WRITTEN EXERCISE: Turn the material, from its first line through the line containing "414, 385, 429]", into a JSON list of strings with one string per line, omitting any blank lines.

§

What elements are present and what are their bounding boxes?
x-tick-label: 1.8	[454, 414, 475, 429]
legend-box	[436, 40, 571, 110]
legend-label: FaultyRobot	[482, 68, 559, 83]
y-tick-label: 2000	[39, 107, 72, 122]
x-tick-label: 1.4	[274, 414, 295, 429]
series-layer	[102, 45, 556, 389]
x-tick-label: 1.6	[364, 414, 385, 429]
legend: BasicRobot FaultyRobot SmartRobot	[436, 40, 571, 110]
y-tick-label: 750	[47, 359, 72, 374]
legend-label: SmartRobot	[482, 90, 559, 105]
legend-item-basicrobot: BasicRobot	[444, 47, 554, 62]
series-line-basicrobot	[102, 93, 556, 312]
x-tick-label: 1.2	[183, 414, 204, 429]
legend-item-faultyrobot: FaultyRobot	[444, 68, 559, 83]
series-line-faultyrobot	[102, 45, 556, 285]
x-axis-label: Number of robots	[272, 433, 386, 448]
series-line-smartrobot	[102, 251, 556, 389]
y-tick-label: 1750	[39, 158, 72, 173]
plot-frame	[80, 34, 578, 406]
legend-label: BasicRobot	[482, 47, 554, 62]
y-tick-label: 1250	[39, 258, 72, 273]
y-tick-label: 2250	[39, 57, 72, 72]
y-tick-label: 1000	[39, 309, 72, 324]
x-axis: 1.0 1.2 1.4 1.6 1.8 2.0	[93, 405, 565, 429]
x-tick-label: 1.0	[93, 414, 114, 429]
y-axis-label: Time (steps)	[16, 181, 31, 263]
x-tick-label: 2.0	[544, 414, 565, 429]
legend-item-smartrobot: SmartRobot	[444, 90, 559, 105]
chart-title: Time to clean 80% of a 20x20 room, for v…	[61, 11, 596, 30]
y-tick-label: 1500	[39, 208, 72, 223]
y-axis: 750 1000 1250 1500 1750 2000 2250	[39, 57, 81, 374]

§

THE REPLY:
[
  "What elements are present and what are their bounding boxes?",
  "x-tick-label: 1.8\t[454, 414, 475, 429]",
  "legend-box\t[436, 40, 571, 110]",
  "legend-label: FaultyRobot\t[482, 68, 559, 83]",
  "y-tick-label: 2000\t[39, 107, 72, 122]",
  "x-tick-label: 1.4\t[274, 414, 295, 429]",
  "series-layer\t[102, 45, 556, 389]",
  "x-tick-label: 1.6\t[364, 414, 385, 429]"
]